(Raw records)
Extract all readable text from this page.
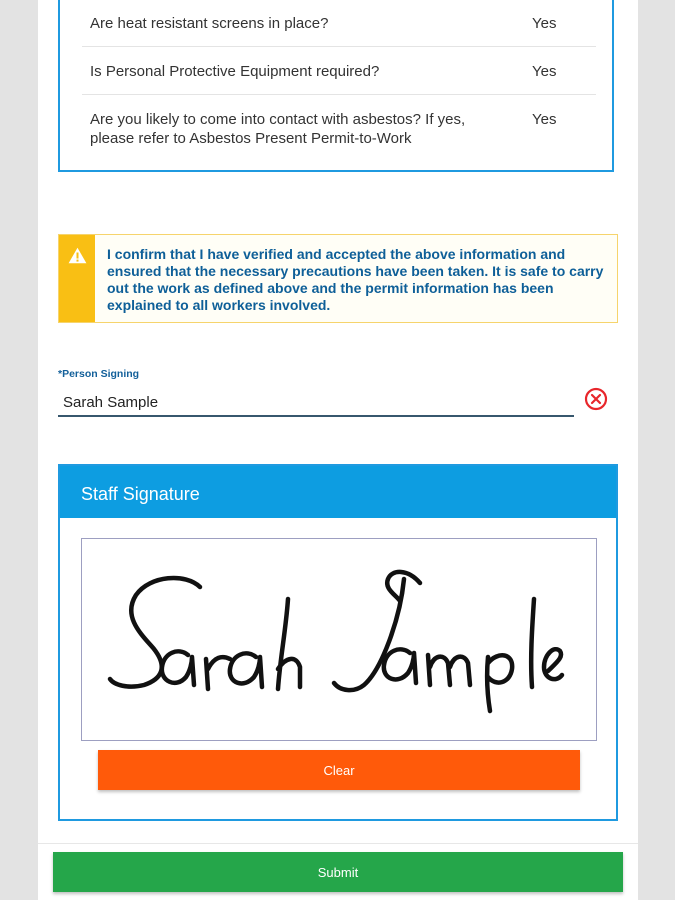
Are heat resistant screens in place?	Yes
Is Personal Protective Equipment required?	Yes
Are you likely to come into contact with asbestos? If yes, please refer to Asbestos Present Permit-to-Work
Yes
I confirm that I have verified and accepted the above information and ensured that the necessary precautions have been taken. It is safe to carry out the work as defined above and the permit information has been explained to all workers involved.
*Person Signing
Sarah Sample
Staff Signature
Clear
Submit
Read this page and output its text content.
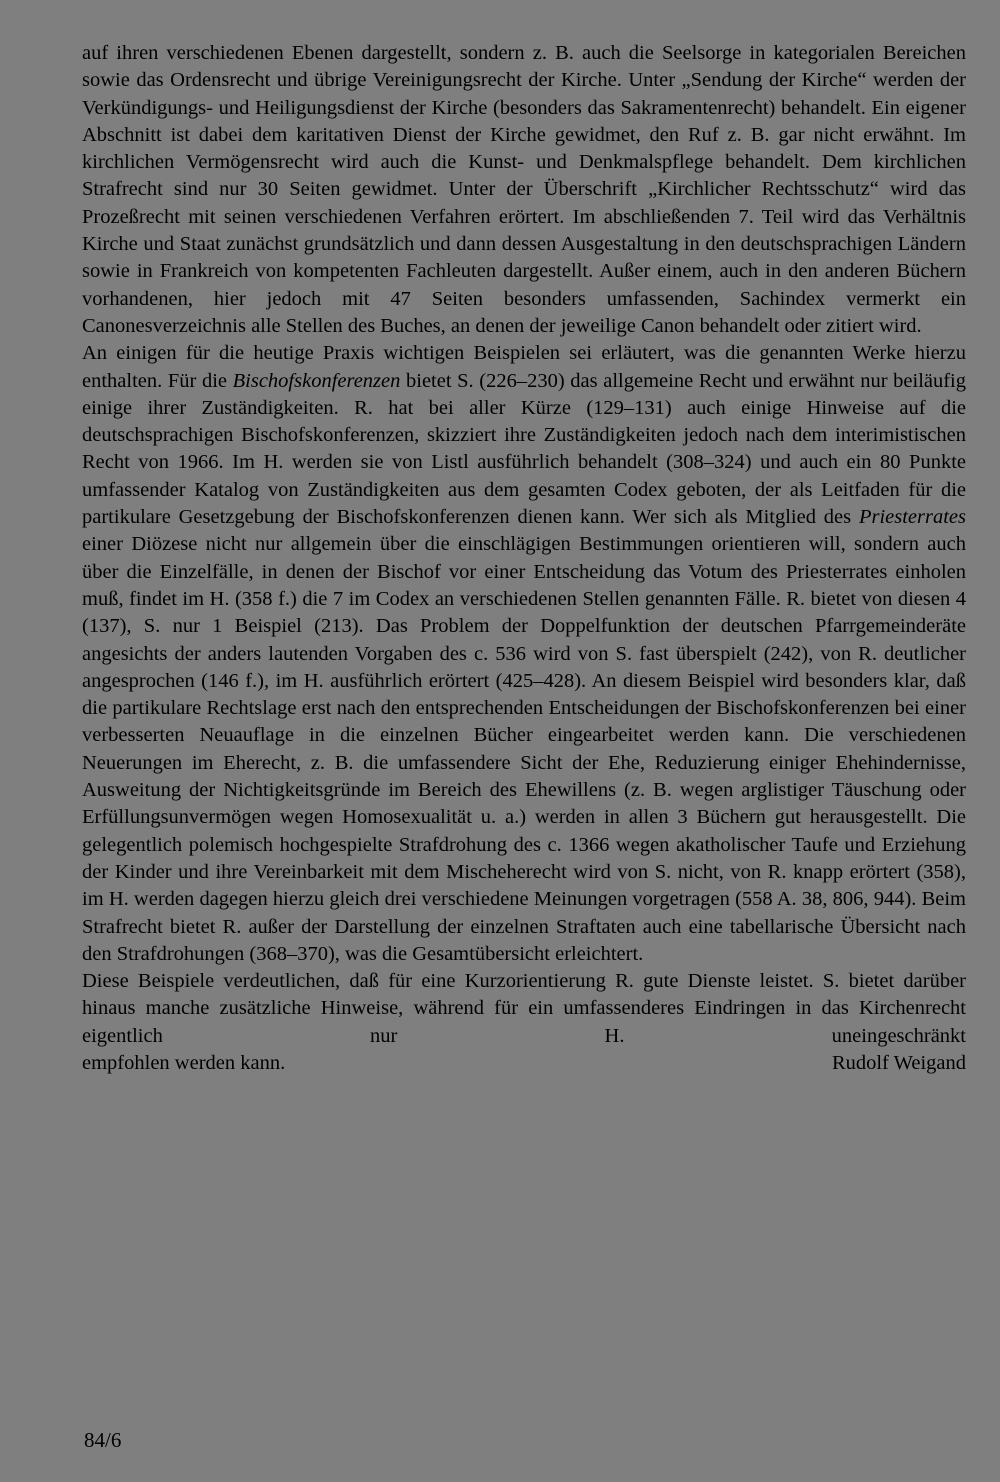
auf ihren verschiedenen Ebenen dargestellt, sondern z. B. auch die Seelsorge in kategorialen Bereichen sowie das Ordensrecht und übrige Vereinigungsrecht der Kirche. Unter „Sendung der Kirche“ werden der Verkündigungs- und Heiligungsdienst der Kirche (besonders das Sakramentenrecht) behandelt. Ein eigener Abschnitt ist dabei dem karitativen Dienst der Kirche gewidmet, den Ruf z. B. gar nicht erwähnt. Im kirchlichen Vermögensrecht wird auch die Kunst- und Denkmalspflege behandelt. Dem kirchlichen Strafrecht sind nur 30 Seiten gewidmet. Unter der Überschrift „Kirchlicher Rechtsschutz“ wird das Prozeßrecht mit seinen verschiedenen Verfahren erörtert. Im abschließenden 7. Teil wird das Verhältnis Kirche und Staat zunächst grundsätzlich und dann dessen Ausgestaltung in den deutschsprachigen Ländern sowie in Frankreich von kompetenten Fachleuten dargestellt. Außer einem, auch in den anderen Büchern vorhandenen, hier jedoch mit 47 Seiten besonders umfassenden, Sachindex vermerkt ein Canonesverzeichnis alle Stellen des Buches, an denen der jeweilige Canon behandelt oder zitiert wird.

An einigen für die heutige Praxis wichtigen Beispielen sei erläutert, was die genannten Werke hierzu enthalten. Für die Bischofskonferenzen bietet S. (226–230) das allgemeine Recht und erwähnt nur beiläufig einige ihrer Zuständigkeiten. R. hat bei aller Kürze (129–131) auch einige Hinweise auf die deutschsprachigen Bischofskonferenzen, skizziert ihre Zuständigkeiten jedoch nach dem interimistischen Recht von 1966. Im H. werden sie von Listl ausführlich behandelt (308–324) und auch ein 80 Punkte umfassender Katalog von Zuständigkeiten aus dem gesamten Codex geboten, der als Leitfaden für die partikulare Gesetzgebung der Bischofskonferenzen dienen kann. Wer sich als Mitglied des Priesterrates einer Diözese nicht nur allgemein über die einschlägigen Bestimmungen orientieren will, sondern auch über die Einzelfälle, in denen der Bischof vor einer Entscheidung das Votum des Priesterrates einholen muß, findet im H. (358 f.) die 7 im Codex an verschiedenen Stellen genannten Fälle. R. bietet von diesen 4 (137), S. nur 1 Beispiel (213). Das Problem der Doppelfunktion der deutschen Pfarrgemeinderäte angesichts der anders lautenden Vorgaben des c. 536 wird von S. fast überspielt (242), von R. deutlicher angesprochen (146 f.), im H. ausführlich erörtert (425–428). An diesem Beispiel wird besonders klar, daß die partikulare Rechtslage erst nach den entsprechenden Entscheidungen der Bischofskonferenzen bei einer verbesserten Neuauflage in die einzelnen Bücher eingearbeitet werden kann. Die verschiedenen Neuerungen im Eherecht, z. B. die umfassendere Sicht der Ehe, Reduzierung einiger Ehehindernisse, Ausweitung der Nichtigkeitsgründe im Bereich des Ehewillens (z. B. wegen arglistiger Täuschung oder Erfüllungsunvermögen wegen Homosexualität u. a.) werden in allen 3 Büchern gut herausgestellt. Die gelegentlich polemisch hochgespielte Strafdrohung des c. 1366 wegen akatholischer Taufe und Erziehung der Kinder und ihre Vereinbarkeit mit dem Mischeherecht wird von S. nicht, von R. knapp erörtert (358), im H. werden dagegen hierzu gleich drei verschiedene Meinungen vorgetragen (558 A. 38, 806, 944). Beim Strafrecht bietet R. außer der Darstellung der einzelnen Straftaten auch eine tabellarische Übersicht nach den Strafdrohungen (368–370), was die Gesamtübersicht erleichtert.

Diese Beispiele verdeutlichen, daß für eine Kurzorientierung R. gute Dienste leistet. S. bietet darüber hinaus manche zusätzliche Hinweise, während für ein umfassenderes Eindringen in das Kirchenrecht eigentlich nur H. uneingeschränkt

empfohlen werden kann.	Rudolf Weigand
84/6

**The problem**
Copy out each line word for word, please, skipping the images.

**Correct output**
Extract all readable text from this page.
Are heat resistant screens in place?	Yes
Is Personal Protective Equipment required?	Yes
Are you likely to come into contact with asbestos? If yes, please refer to Asbestos Present Permit-to-Work
Yes
I confirm that I have verified and accepted the above information and ensured that the necessary precautions have been taken. It is safe to carry out the work as defined above and the permit information has been explained to all workers involved.
*Person Signing
Sarah Sample
Staff Signature
Clear
Submit
Read this page and output its text content.
auf ihren verschiedenen Ebenen dargestellt, sondern z. B. auch die Seelsorge in kategorialen Bereichen sowie das Ordensrecht und übrige Vereinigungsrecht der Kirche. Unter „Sendung der Kirche“ werden der Verkündigungs- und Heiligungsdienst der Kirche (besonders das Sakramentenrecht) behandelt. Ein eigener Abschnitt ist dabei dem karitativen Dienst der Kirche gewidmet, den Ruf z. B. gar nicht erwähnt. Im kirchlichen Vermögensrecht wird auch die Kunst- und Denkmalspflege behandelt. Dem kirchlichen Strafrecht sind nur 30 Seiten gewidmet. Unter der Überschrift „Kirchlicher Rechtsschutz“ wird das Prozeßrecht mit seinen verschiedenen Verfahren erörtert. Im abschließenden 7. Teil wird das Verhältnis Kirche und Staat zunächst grundsätzlich und dann dessen Ausgestaltung in den deutschsprachigen Ländern sowie in Frankreich von kompetenten Fachleuten dargestellt. Außer einem, auch in den anderen Büchern vorhandenen, hier jedoch mit 47 Seiten besonders umfassenden, Sachindex vermerkt ein Canonesverzeichnis alle Stellen des Buches, an denen der jeweilige Canon behandelt oder zitiert wird.

An einigen für die heutige Praxis wichtigen Beispielen sei erläutert, was die genannten Werke hierzu enthalten. Für die Bischofskonferenzen bietet S. (226–230) das allgemeine Recht und erwähnt nur beiläufig einige ihrer Zuständigkeiten. R. hat bei aller Kürze (129–131) auch einige Hinweise auf die deutschsprachigen Bischofskonferenzen, skizziert ihre Zuständigkeiten jedoch nach dem interimistischen Recht von 1966. Im H. werden sie von Listl ausführlich behandelt (308–324) und auch ein 80 Punkte umfassender Katalog von Zuständigkeiten aus dem gesamten Codex geboten, der als Leitfaden für die partikulare Gesetzgebung der Bischofskonferenzen dienen kann. Wer sich als Mitglied des Priesterrates einer Diözese nicht nur allgemein über die einschlägigen Bestimmungen orientieren will, sondern auch über die Einzelfälle, in denen der Bischof vor einer Entscheidung das Votum des Priesterrates einholen muß, findet im H. (358 f.) die 7 im Codex an verschiedenen Stellen genannten Fälle. R. bietet von diesen 4 (137), S. nur 1 Beispiel (213). Das Problem der Doppelfunktion der deutschen Pfarrgemeinderäte angesichts der anders lautenden Vorgaben des c. 536 wird von S. fast überspielt (242), von R. deutlicher angesprochen (146 f.), im H. ausführlich erörtert (425–428). An diesem Beispiel wird besonders klar, daß die partikulare Rechtslage erst nach den entsprechenden Entscheidungen der Bischofskonferenzen bei einer verbesserten Neuauflage in die einzelnen Bücher eingearbeitet werden kann. Die verschiedenen Neuerungen im Eherecht, z. B. die umfassendere Sicht der Ehe, Reduzierung einiger Ehehindernisse, Ausweitung der Nichtigkeitsgründe im Bereich des Ehewillens (z. B. wegen arglistiger Täuschung oder Erfüllungsunvermögen wegen Homosexualität u. a.) werden in allen 3 Büchern gut herausgestellt. Die gelegentlich polemisch hochgespielte Strafdrohung des c. 1366 wegen akatholischer Taufe und Erziehung der Kinder und ihre Vereinbarkeit mit dem Mischeherecht wird von S. nicht, von R. knapp erörtert (358), im H. werden dagegen hierzu gleich drei verschiedene Meinungen vorgetragen (558 A. 38, 806, 944). Beim Strafrecht bietet R. außer der Darstellung der einzelnen Straftaten auch eine tabellarische Übersicht nach den Strafdrohungen (368–370), was die Gesamtübersicht erleichtert.

Diese Beispiele verdeutlichen, daß für eine Kurzorientierung R. gute Dienste leistet. S. bietet darüber hinaus manche zusätzliche Hinweise, während für ein umfassenderes Eindringen in das Kirchenrecht eigentlich nur H. uneingeschränkt

empfohlen werden kann.	Rudolf Weigand
84/6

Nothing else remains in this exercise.